- [Given request]: Put every line of the entries below into a JSON list of strings, with one string per line and any blank lines left out.

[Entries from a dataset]
— START —
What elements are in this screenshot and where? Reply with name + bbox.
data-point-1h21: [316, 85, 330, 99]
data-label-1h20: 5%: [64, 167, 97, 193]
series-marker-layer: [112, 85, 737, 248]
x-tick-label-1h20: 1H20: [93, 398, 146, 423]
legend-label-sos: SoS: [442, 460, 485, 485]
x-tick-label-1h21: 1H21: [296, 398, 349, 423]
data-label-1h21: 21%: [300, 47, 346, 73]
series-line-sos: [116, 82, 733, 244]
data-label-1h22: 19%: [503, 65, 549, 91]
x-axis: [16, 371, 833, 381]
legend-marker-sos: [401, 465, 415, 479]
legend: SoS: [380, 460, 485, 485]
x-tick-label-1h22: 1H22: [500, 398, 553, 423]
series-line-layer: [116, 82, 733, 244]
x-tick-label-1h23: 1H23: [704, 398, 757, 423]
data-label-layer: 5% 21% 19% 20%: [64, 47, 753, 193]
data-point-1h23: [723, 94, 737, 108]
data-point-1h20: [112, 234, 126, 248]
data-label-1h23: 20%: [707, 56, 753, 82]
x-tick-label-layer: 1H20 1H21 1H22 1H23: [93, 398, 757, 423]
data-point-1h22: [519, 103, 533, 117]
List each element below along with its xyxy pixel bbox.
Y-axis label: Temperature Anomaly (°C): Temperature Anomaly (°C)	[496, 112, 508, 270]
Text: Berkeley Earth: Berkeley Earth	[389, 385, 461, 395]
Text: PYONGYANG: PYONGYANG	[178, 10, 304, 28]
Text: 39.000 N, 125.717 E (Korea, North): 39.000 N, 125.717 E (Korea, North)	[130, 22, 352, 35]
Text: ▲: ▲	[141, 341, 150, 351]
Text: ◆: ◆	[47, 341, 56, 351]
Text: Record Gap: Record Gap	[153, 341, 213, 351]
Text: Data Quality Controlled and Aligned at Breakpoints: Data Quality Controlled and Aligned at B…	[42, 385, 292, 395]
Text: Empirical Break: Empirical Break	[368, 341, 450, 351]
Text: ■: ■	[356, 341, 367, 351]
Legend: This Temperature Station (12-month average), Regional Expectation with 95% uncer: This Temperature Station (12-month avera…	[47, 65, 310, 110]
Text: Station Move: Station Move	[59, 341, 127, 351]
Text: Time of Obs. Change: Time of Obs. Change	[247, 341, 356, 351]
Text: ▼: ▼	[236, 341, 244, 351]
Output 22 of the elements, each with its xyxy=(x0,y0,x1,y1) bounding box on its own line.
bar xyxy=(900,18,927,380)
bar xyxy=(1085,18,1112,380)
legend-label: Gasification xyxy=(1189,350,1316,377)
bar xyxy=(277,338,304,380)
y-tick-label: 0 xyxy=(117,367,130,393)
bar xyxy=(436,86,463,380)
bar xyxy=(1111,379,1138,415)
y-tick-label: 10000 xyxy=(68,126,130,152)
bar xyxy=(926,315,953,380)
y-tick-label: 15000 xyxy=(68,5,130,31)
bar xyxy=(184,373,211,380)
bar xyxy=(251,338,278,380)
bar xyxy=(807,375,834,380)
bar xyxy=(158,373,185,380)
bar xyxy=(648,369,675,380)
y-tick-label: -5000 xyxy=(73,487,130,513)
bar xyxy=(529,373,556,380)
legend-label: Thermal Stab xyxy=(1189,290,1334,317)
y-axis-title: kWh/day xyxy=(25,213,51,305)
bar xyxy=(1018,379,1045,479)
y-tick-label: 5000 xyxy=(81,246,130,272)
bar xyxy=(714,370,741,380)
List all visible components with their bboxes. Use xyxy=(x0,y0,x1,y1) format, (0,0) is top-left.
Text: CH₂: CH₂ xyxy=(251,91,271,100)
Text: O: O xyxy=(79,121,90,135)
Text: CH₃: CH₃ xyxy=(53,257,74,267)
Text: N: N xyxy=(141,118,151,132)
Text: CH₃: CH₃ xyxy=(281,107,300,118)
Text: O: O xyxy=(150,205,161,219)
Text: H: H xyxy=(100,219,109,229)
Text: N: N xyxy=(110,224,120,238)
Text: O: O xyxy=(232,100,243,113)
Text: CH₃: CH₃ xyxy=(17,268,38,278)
— END —
- [Solution to the problem]:
[
  "What elements are in this screenshot and where? Reply with name + bbox.",
  "data-point-1h21: [316, 85, 330, 99]",
  "data-label-1h20: 5%: [64, 167, 97, 193]",
  "series-marker-layer: [112, 85, 737, 248]",
  "x-tick-label-1h20: 1H20: [93, 398, 146, 423]",
  "legend-label-sos: SoS: [442, 460, 485, 485]",
  "x-tick-label-1h21: 1H21: [296, 398, 349, 423]",
  "data-label-1h21: 21%: [300, 47, 346, 73]",
  "series-line-sos: [116, 82, 733, 244]",
  "data-label-1h22: 19%: [503, 65, 549, 91]",
  "x-axis: [16, 371, 833, 381]",
  "legend-marker-sos: [401, 465, 415, 479]",
  "legend: SoS: [380, 460, 485, 485]",
  "x-tick-label-1h22: 1H22: [500, 398, 553, 423]",
  "series-line-layer: [116, 82, 733, 244]",
  "x-tick-label-1h23: 1H23: [704, 398, 757, 423]",
  "data-label-layer: 5% 21% 19% 20%: [64, 47, 753, 193]",
  "data-point-1h23: [723, 94, 737, 108]",
  "data-point-1h20: [112, 234, 126, 248]",
  "data-label-1h23: 20%: [707, 56, 753, 82]",
  "x-tick-label-layer: 1H20 1H21 1H22 1H23: [93, 398, 757, 423]",
  "data-point-1h22: [519, 103, 533, 117]",
  "List each element below along with its xyxy pixel bbox.",
  "Y-axis label: Temperature Anomaly (°C): Temperature Anomaly (°C)\t[496, 112, 508, 270]",
  "Text: Berkeley Earth: Berkeley Earth\t[389, 385, 461, 395]",
  "Text: PYONGYANG: PYONGYANG\t[178, 10, 304, 28]",
  "Text: 39.000 N, 125.717 E (Korea, North): 39.000 N, 125.717 E (Korea, North)\t[130, 22, 352, 35]",
  "Text: ▲: ▲\t[141, 341, 150, 351]",
  "Text: ◆: ◆\t[47, 341, 56, 351]",
  "Text: Record Gap: Record Gap\t[153, 341, 213, 351]",
  "Text: Data Quality Controlled and Aligned at Breakpoints: Data Quality Controlled and Aligned at B…\t[42, 385, 292, 395]",
  "Text: Empirical Break: Empirical Break\t[368, 341, 450, 351]",
  "Text: ■: ■\t[356, 341, 367, 351]",
  "Legend: This Temperature Station (12-month average), Regional Expectation with 95% uncer: This Temperature Station (12-month avera…\t[47, 65, 310, 110]",
  "Text: Station Move: Station Move\t[59, 341, 127, 351]",
  "Text: Time of Obs. Change: Time of Obs. Change\t[247, 341, 356, 351]",
  "Text: ▼: ▼\t[236, 341, 244, 351]",
  "Output 22 of the elements, each with its xyxy=(x0,y0,x1,y1) bounding box on its own line.",
  "bar xyxy=(900,18,927,380)",
  "bar xyxy=(1085,18,1112,380)",
  "legend-label: Gasification xyxy=(1189,350,1316,377)",
  "bar xyxy=(277,338,304,380)",
  "y-tick-label: 0 xyxy=(117,367,130,393)",
  "bar xyxy=(436,86,463,380)",
  "bar xyxy=(1111,379,1138,415)",
  "y-tick-label: 10000 xyxy=(68,126,130,152)",
  "bar xyxy=(926,315,953,380)",
  "y-tick-label: 15000 xyxy=(68,5,130,31)",
  "bar xyxy=(184,373,211,380)",
  "bar xyxy=(251,338,278,380)",
  "bar xyxy=(807,375,834,380)",
  "bar xyxy=(158,373,185,380)",
  "bar xyxy=(648,369,675,380)",
  "y-tick-label: -5000 xyxy=(73,487,130,513)",
  "bar xyxy=(529,373,556,380)",
  "legend-label: Thermal Stab xyxy=(1189,290,1334,317)",
  "y-axis-title: kWh/day xyxy=(25,213,51,305)",
  "bar xyxy=(1018,379,1045,479)",
  "y-tick-label: 5000 xyxy=(81,246,130,272)",
  "bar xyxy=(714,370,741,380)",
  "List all visible components with their bboxes. Use xyxy=(x0,y0,x1,y1) format, (0,0) is top-left.",
  "Text: CH₂: CH₂ xyxy=(251,91,271,100)",
  "Text: O: O xyxy=(79,121,90,135)",
  "Text: CH₃: CH₃ xyxy=(53,257,74,267)",
  "Text: N: N xyxy=(141,118,151,132)",
  "Text: CH₃: CH₃ xyxy=(281,107,300,118)",
  "Text: O: O xyxy=(150,205,161,219)",
  "Text: H: H xyxy=(100,219,109,229)",
  "Text: N: N xyxy=(110,224,120,238)",
  "Text: O: O xyxy=(232,100,243,113)",
  "Text: CH₃: CH₃ xyxy=(17,268,38,278)"
]